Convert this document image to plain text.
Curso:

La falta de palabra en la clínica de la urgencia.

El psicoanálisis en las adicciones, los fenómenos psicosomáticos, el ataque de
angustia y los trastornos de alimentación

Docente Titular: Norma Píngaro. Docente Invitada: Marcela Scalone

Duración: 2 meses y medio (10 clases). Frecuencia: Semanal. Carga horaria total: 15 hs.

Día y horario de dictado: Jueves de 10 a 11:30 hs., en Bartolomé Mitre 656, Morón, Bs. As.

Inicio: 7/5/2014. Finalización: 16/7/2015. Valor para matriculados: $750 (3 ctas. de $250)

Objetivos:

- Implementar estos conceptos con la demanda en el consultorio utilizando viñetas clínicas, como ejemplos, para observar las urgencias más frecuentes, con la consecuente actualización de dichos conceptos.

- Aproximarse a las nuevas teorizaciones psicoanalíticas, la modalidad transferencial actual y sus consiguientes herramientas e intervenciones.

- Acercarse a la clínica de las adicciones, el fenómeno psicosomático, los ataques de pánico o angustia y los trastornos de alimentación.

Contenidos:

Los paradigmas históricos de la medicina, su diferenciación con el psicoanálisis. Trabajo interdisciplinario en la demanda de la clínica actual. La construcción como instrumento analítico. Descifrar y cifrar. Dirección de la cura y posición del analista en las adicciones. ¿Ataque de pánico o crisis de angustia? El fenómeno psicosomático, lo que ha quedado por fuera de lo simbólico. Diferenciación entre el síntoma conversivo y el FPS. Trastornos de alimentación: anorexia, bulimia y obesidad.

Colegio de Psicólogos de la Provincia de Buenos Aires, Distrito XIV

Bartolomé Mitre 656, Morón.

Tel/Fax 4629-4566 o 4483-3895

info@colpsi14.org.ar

———

→ Problem requirements
Transcribe every entry word for word.

→ The answer
Convert this document image to plain text.
Curso:

La falta de palabra en la clínica de la urgencia.

El psicoanálisis en las adicciones, los fenómenos psicosomáticos, el ataque de
angustia y los trastornos de alimentación

Docente Titular: Norma Píngaro. Docente Invitada: Marcela Scalone

Duración: 2 meses y medio (10 clases). Frecuencia: Semanal. Carga horaria total: 15 hs.

Día y horario de dictado: Jueves de 10 a 11:30 hs., en Bartolomé Mitre 656, Morón, Bs. As.

Inicio: 7/5/2014. Finalización: 16/7/2015. Valor para matriculados: $750 (3 ctas. de $250)

Objetivos:

- Implementar estos conceptos con la demanda en el consultorio utilizando viñetas clínicas, como ejemplos, para observar las urgencias más frecuentes, con la consecuente actualización de dichos conceptos.

- Aproximarse a las nuevas teorizaciones psicoanalíticas, la modalidad transferencial actual y sus consiguientes herramientas e intervenciones.

- Acercarse a la clínica de las adicciones, el fenómeno psicosomático, los ataques de pánico o angustia y los trastornos de alimentación.

Contenidos:

Los paradigmas históricos de la medicina, su diferenciación con el psicoanálisis. Trabajo interdisciplinario en la demanda de la clínica actual. La construcción como instrumento analítico. Descifrar y cifrar. Dirección de la cura y posición del analista en las adicciones. ¿Ataque de pánico o crisis de angustia? El fenómeno psicosomático, lo que ha quedado por fuera de lo simbólico. Diferenciación entre el síntoma conversivo y el FPS. Trastornos de alimentación: anorexia, bulimia y obesidad.

Colegio de Psicólogos de la Provincia de Buenos Aires, Distrito XIV

Bartolomé Mitre 656, Morón.

Tel/Fax 4629-4566 o 4483-3895

info@colpsi14.org.ar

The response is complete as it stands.